> Exercise instructions:
Set out every line bearing the string "partem".

> Data supplied:
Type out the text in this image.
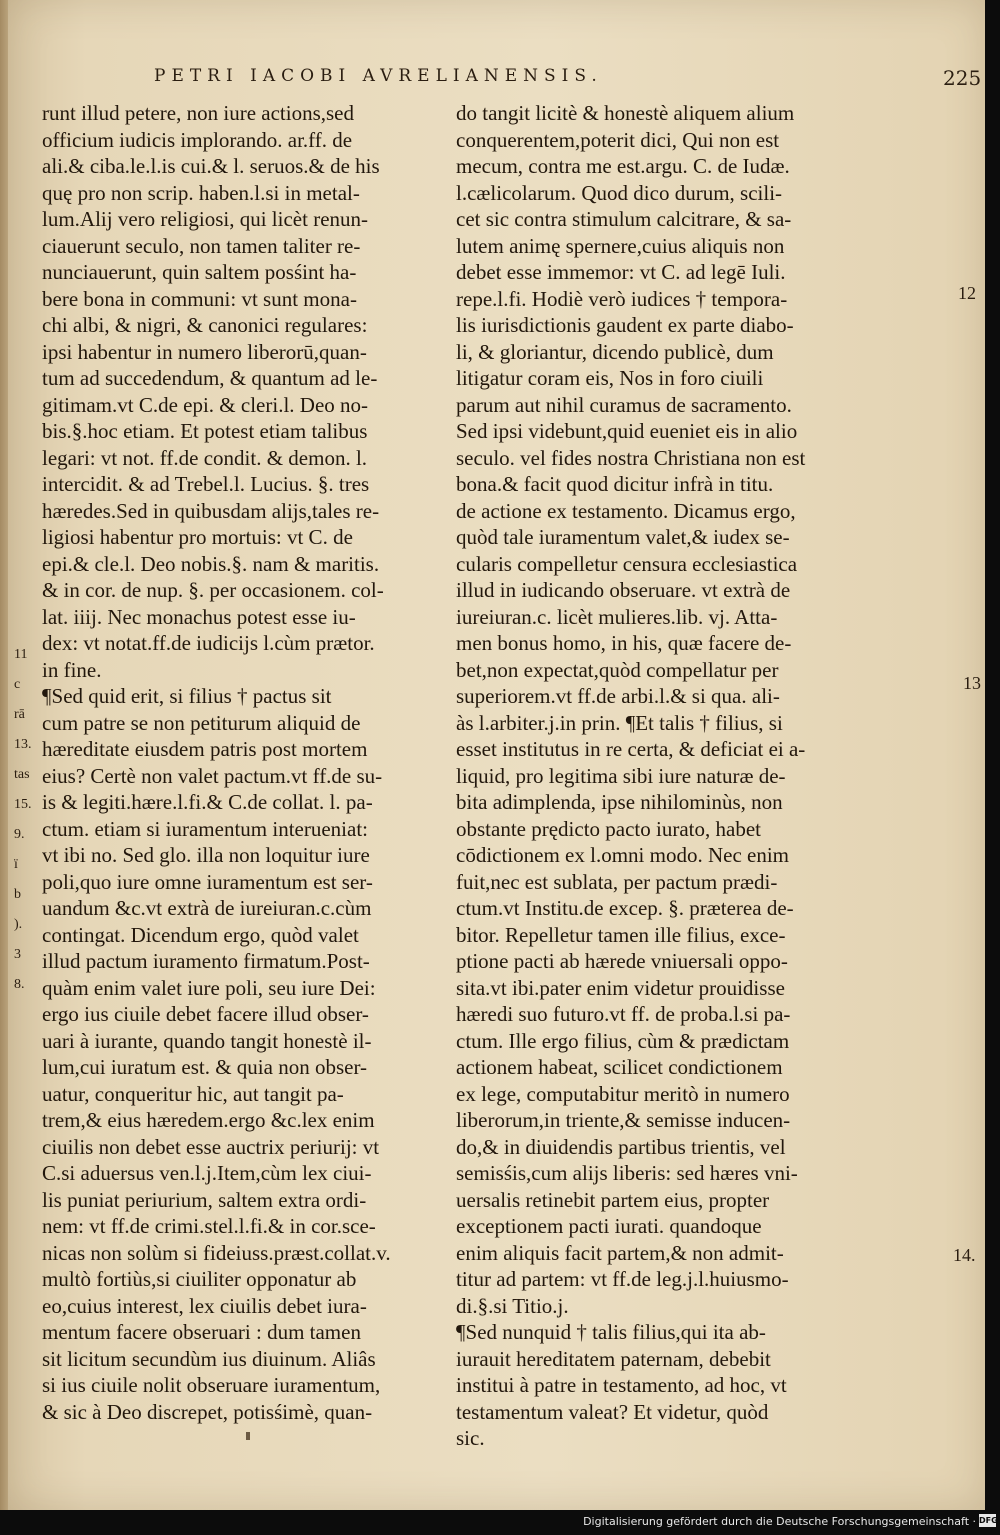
PETRI IACOBI AVRELIANENSIS.	225
runt illud petere, non iure actions,sed
officium iudicis implorando. ar.ff. de
ali.& ciba.le.l.is cui.& l. seruos.& de his
quę pro non scrip. haben.l.si in metal-
lum.Alij vero religiosi, qui licèt renun-
ciauerunt seculo, non tamen taliter re-
nunciauerunt, quin saltem posśint ha-
bere bona in communi: vt sunt mona-
chi albi, & nigri, & canonici regulares:
ipsi habentur in numero liberorū,quan-
tum ad succedendum, & quantum ad le-
gitimam.vt C.de epi. & cleri.l. Deo no-
bis.§.hoc etiam. Et potest etiam talibus
legari: vt not. ff.de condit. & demon. l.
intercidit. & ad Trebel.l. Lucius. §. tres
hæredes.Sed in quibusdam alijs,tales re-
ligiosi habentur pro mortuis: vt C. de
epi.& cle.l. Deo nobis.§. nam & maritis.
& in cor. de nup. §. per occasionem. col-
lat. iiij. Nec monachus potest esse iu-
dex: vt notat.ff.de iudicijs l.cùm prætor.
in fine.
¶Sed quid erit, si filius † pactus sit
cum patre se non petiturum aliquid de
hæreditate eiusdem patris post mortem
eius? Certè non valet pactum.vt ff.de su-
is & legiti.hære.l.fi.& C.de collat. l. pa-
ctum. etiam si iuramentum interueniat:
vt ibi no. Sed glo. illa non loquitur iure
poli,quo iure omne iuramentum est ser-
uandum &c.vt extrà de iureiuran.c.cùm
contingat. Dicendum ergo, quòd valet
illud pactum iuramento firmatum.Post-
quàm enim valet iure poli, seu iure Dei:
ergo ius ciuile debet facere illud obser-
uari à iurante, quando tangit honestè il-
lum,cui iuratum est. & quia non obser-
uatur, conqueritur hic, aut tangit pa-
trem,& eius hæredem.ergo &c.lex enim
ciuilis non debet esse auctrix periurij: vt
C.si aduersus ven.l.j.Item,cùm lex ciui-
lis puniat periurium, saltem extra ordi-
nem: vt ff.de crimi.stel.l.fi.& in cor.sce-
nicas non solùm si fideiuss.præst.collat.v.
multò fortiùs,si ciuiliter opponatur ab
eo,cuius interest, lex ciuilis debet iura-
mentum facere obseruari : dum tamen
sit licitum secundùm ius diuinum. Aliâs
si ius ciuile nolit obseruare iuramentum,
& sic à Deo discrepet, potisśimè, quan-
do tangit licitè & honestè aliquem alium
conquerentem,poterit dici, Qui non est
mecum, contra me est.argu. C. de Iudæ.
l.cælicolarum. Quod dico durum, scili-
cet sic contra stimulum calcitrare, & sa-
lutem animę spernere,cuius aliquis non
debet esse immemor: vt C. ad legē Iuli.
repe.l.fi. Hodiè verò iudices † tempora-
lis iurisdictionis gaudent ex parte diabo-
li, & gloriantur, dicendo publicè, dum
litigatur coram eis, Nos in foro ciuili
parum aut nihil curamus de sacramento.
Sed ipsi videbunt,quid eueniet eis in alio
seculo. vel fides nostra Christiana non est
bona.& facit quod dicitur infrà in titu.
de actione ex testamento. Dicamus ergo,
quòd tale iuramentum valet,& iudex se-
cularis compelletur censura ecclesiastica
illud in iudicando obseruare. vt extrà de
iureiuran.c. licèt mulieres.lib. vj. Atta-
men bonus homo, in his, quæ facere de-
bet,non expectat,quòd compellatur per
superiorem.vt ff.de arbi.l.& si qua. ali-
às l.arbiter.j.in prin. ¶Et talis † filius, si
esset institutus in re certa, & deficiat ei a-
liquid, pro legitima sibi iure naturæ de-
bita adimplenda, ipse nihilominùs, non
obstante prędicto pacto iurato, habet
cōdictionem ex l.omni modo. Nec enim
fuit,nec est sublata, per pactum prædi-
ctum.vt Institu.de excep. §. præterea de-
bitor. Repelletur tamen ille filius, exce-
ptione pacti ab hærede vniuersali oppo-
sita.vt ibi.pater enim videtur prouidisse
hæredi suo futuro.vt ff. de proba.l.si pa-
ctum. Ille ergo filius, cùm & prædictam
actionem habeat, scilicet condictionem
ex lege, computabitur meritò in numero
liberorum,in triente,& semisse inducen-
do,& in diuidendis partibus trientis, vel
semisśis,cum alijs liberis: sed hæres vni-
uersalis retinebit partem eius, propter
exceptionem pacti iurati. quandoque
enim aliquis facit partem,& non admit-
titur ad partem: vt ff.de leg.j.l.huiusmo-
di.§.si Titio.j.
¶Sed nunquid † talis filius,qui ita ab-
iurauit hereditatem paternam, debebit
institui à patre in testamento, ad hoc, vt
testamentum valeat? Et videtur, quòd
sic.
11
c
rā
13.
tas
15.
9.
ï
b
).
3
8.
12
13
14.
Digitalisierung gefördert durch die Deutsche Forschungsgemeinschaft · DFG
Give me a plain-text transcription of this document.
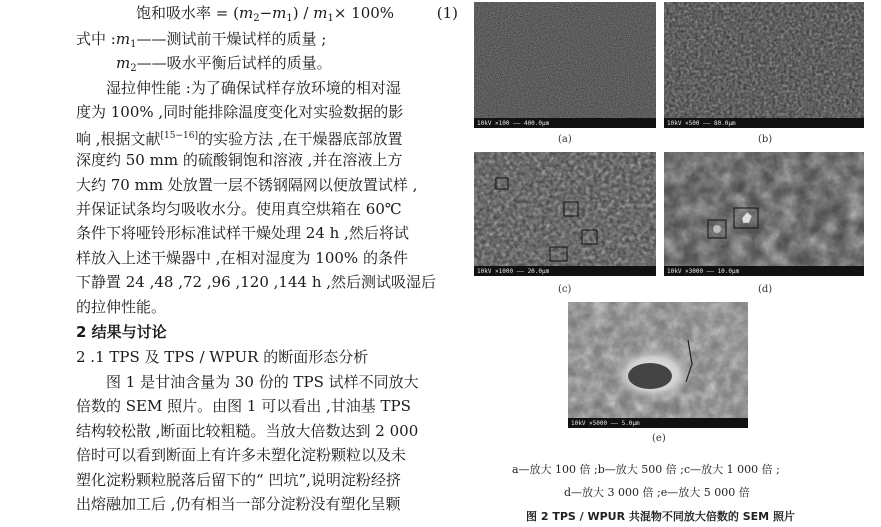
饱和吸水率 = $(m_2-m_1) / m_1\times 100\%$	(1)
式中 $:m_1——$测试前干燥试样的质量 ;
$m_2——$吸水平衡后试样的质量。
湿拉伸性能 :为了确保试样存放环境的相对湿
度为 100% ,同时能排除温度变化对实验数据的影
响 ,根据文献[15−16]的实验方法 ,在干燥器底部放置
深度约 50 mm 的硫酸铜饱和溶液 ,并在溶液上方
大约 70 mm 处放置一层不锈钢隔网以便放置试样 ,
并保证试条均匀吸收水分。使用真空烘箱在 60℃
条件下将哑铃形标准试样干燥处理 24 h ,然后将试
样放入上述干燥器中 ,在相对湿度为 100% 的条件
下静置 24 ,48 ,72 ,96 ,120 ,144 h ,然后测试吸湿后
的拉伸性能。
2 结果与讨论
2 .1 TPS 及 TPS / WPUR 的断面形态分析
图 1 是甘油含量为 30 份的 TPS 试样不同放大
倍数的 SEM 照片。由图 1 可以看出 ,甘油基 TPS
结构较松散 ,断面比较粗糙。当放大倍数达到 2 000
倍时可以看到断面上有许多未塑化淀粉颗粒以及未
塑化淀粉颗粒脱落后留下的“ 凹坑”,说明淀粉经挤
出熔融加工后 ,仍有相当一部分淀粉没有塑化呈颗
10kV ×100 —— 400.0μm
(a)
10kV ×500 —— 80.0μm
(b)
10kV ×1000 —— 20.0μm
(c)
10kV ×3000 —— 10.0μm
(d)
10kV ×5000 —— 5.0μm
(e)
a—放大 100 倍 ;b—放大 500 倍 ;c—放大 1 000 倍 ;
d—放大 3 000 倍 ;e—放大 5 000 倍
图 2 TPS / WPUR 共混物不同放大倍数的 SEM 照片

> Result for this exercise:
uersalis retinebit partem eius, propter
enim aliquis facit partem,& non admit-
titur ad partem: vt ff.de leg.j.l.huiusmo-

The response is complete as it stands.